◆ **Instructions to follow**: Reproduce every line of the material below, substituting "folder-symbol" for each occurrence of "folder-icon" and leaving all other text unchanged.

Element position data
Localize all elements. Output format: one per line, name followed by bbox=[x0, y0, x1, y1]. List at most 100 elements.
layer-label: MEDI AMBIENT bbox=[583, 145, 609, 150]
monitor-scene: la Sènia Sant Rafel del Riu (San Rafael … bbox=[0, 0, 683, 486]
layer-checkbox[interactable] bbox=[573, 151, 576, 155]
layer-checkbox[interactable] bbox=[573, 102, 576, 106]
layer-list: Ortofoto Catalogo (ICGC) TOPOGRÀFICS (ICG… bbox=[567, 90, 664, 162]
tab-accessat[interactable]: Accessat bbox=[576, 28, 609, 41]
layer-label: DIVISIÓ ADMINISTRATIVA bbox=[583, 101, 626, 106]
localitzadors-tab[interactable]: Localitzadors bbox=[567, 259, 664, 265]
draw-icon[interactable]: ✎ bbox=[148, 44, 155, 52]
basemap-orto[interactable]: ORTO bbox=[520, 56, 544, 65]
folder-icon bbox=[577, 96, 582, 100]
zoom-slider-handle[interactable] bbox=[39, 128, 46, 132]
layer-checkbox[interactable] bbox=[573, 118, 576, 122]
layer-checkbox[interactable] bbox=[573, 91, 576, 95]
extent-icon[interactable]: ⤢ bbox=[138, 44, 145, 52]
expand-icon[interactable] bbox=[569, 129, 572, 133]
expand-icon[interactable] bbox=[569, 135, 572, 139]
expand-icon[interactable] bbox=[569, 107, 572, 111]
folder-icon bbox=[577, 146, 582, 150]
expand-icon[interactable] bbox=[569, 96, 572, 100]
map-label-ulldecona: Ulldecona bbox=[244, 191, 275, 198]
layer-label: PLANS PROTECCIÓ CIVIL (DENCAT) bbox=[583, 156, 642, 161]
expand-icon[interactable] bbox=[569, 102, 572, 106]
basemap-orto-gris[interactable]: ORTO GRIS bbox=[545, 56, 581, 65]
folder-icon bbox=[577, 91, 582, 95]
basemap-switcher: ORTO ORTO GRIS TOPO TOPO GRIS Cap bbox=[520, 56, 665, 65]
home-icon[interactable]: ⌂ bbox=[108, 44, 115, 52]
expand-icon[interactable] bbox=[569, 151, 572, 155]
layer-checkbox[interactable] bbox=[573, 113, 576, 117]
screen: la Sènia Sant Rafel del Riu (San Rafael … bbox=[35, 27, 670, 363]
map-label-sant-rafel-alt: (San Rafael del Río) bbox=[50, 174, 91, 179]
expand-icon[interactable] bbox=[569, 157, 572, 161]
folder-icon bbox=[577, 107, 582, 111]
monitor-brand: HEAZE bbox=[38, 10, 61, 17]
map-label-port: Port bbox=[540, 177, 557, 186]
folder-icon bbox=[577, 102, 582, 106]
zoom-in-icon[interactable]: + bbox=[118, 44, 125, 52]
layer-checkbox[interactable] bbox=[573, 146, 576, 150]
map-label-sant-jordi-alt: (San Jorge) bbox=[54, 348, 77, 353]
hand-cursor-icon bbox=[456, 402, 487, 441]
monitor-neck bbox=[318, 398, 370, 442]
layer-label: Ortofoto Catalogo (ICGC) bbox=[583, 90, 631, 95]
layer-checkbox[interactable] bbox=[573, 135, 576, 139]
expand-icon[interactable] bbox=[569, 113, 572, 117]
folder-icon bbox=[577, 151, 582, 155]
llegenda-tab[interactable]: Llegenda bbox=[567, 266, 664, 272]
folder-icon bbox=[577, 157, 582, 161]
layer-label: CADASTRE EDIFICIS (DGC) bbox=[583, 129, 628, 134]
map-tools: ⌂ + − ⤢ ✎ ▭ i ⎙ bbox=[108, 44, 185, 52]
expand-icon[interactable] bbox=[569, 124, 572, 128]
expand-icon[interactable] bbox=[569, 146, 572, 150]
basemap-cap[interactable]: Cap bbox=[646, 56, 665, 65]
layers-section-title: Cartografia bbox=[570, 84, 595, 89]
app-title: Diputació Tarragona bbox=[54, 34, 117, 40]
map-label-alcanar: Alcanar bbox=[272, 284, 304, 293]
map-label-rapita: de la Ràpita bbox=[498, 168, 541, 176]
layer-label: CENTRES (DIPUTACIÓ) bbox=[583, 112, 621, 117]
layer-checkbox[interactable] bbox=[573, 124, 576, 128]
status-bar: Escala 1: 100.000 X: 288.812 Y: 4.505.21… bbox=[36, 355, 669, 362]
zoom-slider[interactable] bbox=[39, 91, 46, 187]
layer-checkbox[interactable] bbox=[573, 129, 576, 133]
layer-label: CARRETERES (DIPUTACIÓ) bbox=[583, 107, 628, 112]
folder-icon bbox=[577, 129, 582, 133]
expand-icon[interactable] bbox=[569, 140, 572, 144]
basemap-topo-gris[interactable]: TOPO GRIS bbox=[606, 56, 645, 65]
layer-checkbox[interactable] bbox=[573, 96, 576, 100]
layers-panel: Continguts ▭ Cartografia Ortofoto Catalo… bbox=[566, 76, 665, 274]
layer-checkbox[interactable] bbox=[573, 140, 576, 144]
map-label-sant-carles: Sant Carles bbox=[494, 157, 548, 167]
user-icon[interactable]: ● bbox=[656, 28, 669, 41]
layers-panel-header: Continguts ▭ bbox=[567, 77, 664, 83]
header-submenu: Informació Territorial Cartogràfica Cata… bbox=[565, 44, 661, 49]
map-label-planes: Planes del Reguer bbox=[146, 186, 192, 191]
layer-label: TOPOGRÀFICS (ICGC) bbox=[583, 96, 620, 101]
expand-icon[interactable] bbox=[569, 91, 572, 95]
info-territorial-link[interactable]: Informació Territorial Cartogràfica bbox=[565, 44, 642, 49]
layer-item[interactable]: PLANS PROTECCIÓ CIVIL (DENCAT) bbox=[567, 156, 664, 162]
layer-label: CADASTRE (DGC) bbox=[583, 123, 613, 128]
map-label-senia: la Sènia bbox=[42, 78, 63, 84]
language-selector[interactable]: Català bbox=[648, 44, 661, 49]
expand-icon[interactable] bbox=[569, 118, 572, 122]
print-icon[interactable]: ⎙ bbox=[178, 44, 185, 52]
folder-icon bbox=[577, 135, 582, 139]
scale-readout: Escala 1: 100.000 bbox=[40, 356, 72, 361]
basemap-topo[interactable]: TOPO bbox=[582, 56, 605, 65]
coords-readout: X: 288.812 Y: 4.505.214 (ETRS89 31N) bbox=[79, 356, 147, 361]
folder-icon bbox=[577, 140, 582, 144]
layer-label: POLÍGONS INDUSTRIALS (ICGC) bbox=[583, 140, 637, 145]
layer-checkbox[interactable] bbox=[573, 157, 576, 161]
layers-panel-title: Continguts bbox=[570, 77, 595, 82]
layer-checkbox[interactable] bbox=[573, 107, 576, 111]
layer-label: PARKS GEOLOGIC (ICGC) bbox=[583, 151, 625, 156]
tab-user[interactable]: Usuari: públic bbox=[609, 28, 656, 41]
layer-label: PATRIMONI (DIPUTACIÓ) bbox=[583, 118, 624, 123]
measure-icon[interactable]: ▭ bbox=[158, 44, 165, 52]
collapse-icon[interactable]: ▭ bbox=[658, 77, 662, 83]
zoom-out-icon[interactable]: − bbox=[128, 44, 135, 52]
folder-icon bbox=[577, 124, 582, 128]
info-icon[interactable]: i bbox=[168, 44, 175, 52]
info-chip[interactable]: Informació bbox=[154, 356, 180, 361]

◆ **Response to this task**:
Localize all elements. Output format: one per line, name followed by bbox=[x0, y0, x1, y1]. List at most 100 elements.
layer-label: MEDI AMBIENT bbox=[583, 145, 609, 150]
monitor-scene: la Sènia Sant Rafel del Riu (San Rafael … bbox=[0, 0, 683, 486]
layer-checkbox[interactable] bbox=[573, 151, 576, 155]
layer-checkbox[interactable] bbox=[573, 102, 576, 106]
layer-list: Ortofoto Catalogo (ICGC) TOPOGRÀFICS (ICG… bbox=[567, 90, 664, 162]
tab-accessat[interactable]: Accessat bbox=[576, 28, 609, 41]
layer-label: DIVISIÓ ADMINISTRATIVA bbox=[583, 101, 626, 106]
localitzadors-tab[interactable]: Localitzadors bbox=[567, 259, 664, 265]
draw-icon[interactable]: ✎ bbox=[148, 44, 155, 52]
basemap-orto[interactable]: ORTO bbox=[520, 56, 544, 65]
folder-symbol bbox=[577, 96, 582, 100]
zoom-slider-handle[interactable] bbox=[39, 128, 46, 132]
layer-checkbox[interactable] bbox=[573, 118, 576, 122]
layer-checkbox[interactable] bbox=[573, 91, 576, 95]
extent-icon[interactable]: ⤢ bbox=[138, 44, 145, 52]
expand-icon[interactable] bbox=[569, 129, 572, 133]
expand-icon[interactable] bbox=[569, 135, 572, 139]
expand-icon[interactable] bbox=[569, 107, 572, 111]
folder-symbol bbox=[577, 146, 582, 150]
expand-icon[interactable] bbox=[569, 96, 572, 100]
map-label-ulldecona: Ulldecona bbox=[244, 191, 275, 198]
layer-label: PLANS PROTECCIÓ CIVIL (DENCAT) bbox=[583, 156, 642, 161]
expand-icon[interactable] bbox=[569, 102, 572, 106]
basemap-orto-gris[interactable]: ORTO GRIS bbox=[545, 56, 581, 65]
folder-symbol bbox=[577, 91, 582, 95]
basemap-switcher: ORTO ORTO GRIS TOPO TOPO GRIS Cap bbox=[520, 56, 665, 65]
home-icon[interactable]: ⌂ bbox=[108, 44, 115, 52]
expand-icon[interactable] bbox=[569, 151, 572, 155]
layer-checkbox[interactable] bbox=[573, 113, 576, 117]
screen: la Sènia Sant Rafel del Riu (San Rafael … bbox=[35, 27, 670, 363]
map-label-sant-rafel-alt: (San Rafael del Río) bbox=[50, 174, 91, 179]
expand-icon[interactable] bbox=[569, 157, 572, 161]
folder-symbol bbox=[577, 107, 582, 111]
monitor-brand: HEAZE bbox=[38, 10, 61, 17]
map-label-port: Port bbox=[540, 177, 557, 186]
folder-symbol bbox=[577, 102, 582, 106]
zoom-in-icon[interactable]: + bbox=[118, 44, 125, 52]
layer-checkbox[interactable] bbox=[573, 146, 576, 150]
map-label-sant-jordi-alt: (San Jorge) bbox=[54, 348, 77, 353]
hand-cursor-icon bbox=[456, 402, 487, 441]
monitor-neck bbox=[318, 398, 370, 442]
layer-label: Ortofoto Catalogo (ICGC) bbox=[583, 90, 631, 95]
layer-checkbox[interactable] bbox=[573, 135, 576, 139]
expand-icon[interactable] bbox=[569, 113, 572, 117]
folder-symbol bbox=[577, 151, 582, 155]
llegenda-tab[interactable]: Llegenda bbox=[567, 266, 664, 272]
folder-symbol bbox=[577, 157, 582, 161]
layer-label: CADASTRE EDIFICIS (DGC) bbox=[583, 129, 628, 134]
map-tools: ⌂ + − ⤢ ✎ ▭ i ⎙ bbox=[108, 44, 185, 52]
expand-icon[interactable] bbox=[569, 124, 572, 128]
expand-icon[interactable] bbox=[569, 146, 572, 150]
basemap-cap[interactable]: Cap bbox=[646, 56, 665, 65]
layers-section-title: Cartografia bbox=[570, 84, 595, 89]
app-title: Diputació Tarragona bbox=[54, 34, 117, 40]
map-label-alcanar: Alcanar bbox=[272, 284, 304, 293]
map-label-rapita: de la Ràpita bbox=[498, 168, 541, 176]
layer-label: CENTRES (DIPUTACIÓ) bbox=[583, 112, 621, 117]
layer-checkbox[interactable] bbox=[573, 124, 576, 128]
status-bar: Escala 1: 100.000 X: 288.812 Y: 4.505.21… bbox=[36, 355, 669, 362]
zoom-slider[interactable] bbox=[39, 91, 46, 187]
layer-checkbox[interactable] bbox=[573, 129, 576, 133]
layer-label: CARRETERES (DIPUTACIÓ) bbox=[583, 107, 628, 112]
folder-symbol bbox=[577, 129, 582, 133]
expand-icon[interactable] bbox=[569, 140, 572, 144]
basemap-topo-gris[interactable]: TOPO GRIS bbox=[606, 56, 645, 65]
layer-checkbox[interactable] bbox=[573, 96, 576, 100]
layers-panel: Continguts ▭ Cartografia Ortofoto Catalo… bbox=[566, 76, 665, 274]
layer-checkbox[interactable] bbox=[573, 140, 576, 144]
map-label-sant-carles: Sant Carles bbox=[494, 157, 548, 167]
user-icon[interactable]: ● bbox=[656, 28, 669, 41]
layers-panel-header: Continguts ▭ bbox=[567, 77, 664, 83]
header-submenu: Informació Territorial Cartogràfica Cata… bbox=[565, 44, 661, 49]
map-label-planes: Planes del Reguer bbox=[146, 186, 192, 191]
layer-label: TOPOGRÀFICS (ICGC) bbox=[583, 96, 620, 101]
expand-icon[interactable] bbox=[569, 91, 572, 95]
info-territorial-link[interactable]: Informació Territorial Cartogràfica bbox=[565, 44, 642, 49]
layer-item[interactable]: PLANS PROTECCIÓ CIVIL (DENCAT) bbox=[567, 156, 664, 162]
layer-label: CADASTRE (DGC) bbox=[583, 123, 613, 128]
map-label-senia: la Sènia bbox=[42, 78, 63, 84]
language-selector[interactable]: Català bbox=[648, 44, 661, 49]
expand-icon[interactable] bbox=[569, 118, 572, 122]
print-icon[interactable]: ⎙ bbox=[178, 44, 185, 52]
folder-symbol bbox=[577, 135, 582, 139]
scale-readout: Escala 1: 100.000 bbox=[40, 356, 72, 361]
basemap-topo[interactable]: TOPO bbox=[582, 56, 605, 65]
coords-readout: X: 288.812 Y: 4.505.214 (ETRS89 31N) bbox=[79, 356, 147, 361]
folder-symbol bbox=[577, 140, 582, 144]
layer-label: POLÍGONS INDUSTRIALS (ICGC) bbox=[583, 140, 637, 145]
layer-checkbox[interactable] bbox=[573, 157, 576, 161]
layers-panel-title: Continguts bbox=[570, 77, 595, 82]
layer-checkbox[interactable] bbox=[573, 107, 576, 111]
layer-label: PARKS GEOLOGIC (ICGC) bbox=[583, 151, 625, 156]
tab-user[interactable]: Usuari: públic bbox=[609, 28, 656, 41]
layer-label: PATRIMONI (DIPUTACIÓ) bbox=[583, 118, 624, 123]
measure-icon[interactable]: ▭ bbox=[158, 44, 165, 52]
collapse-icon[interactable]: ▭ bbox=[658, 77, 662, 83]
zoom-out-icon[interactable]: − bbox=[128, 44, 135, 52]
folder-symbol bbox=[577, 124, 582, 128]
info-icon[interactable]: i bbox=[168, 44, 175, 52]
info-chip[interactable]: Informació bbox=[154, 356, 180, 361]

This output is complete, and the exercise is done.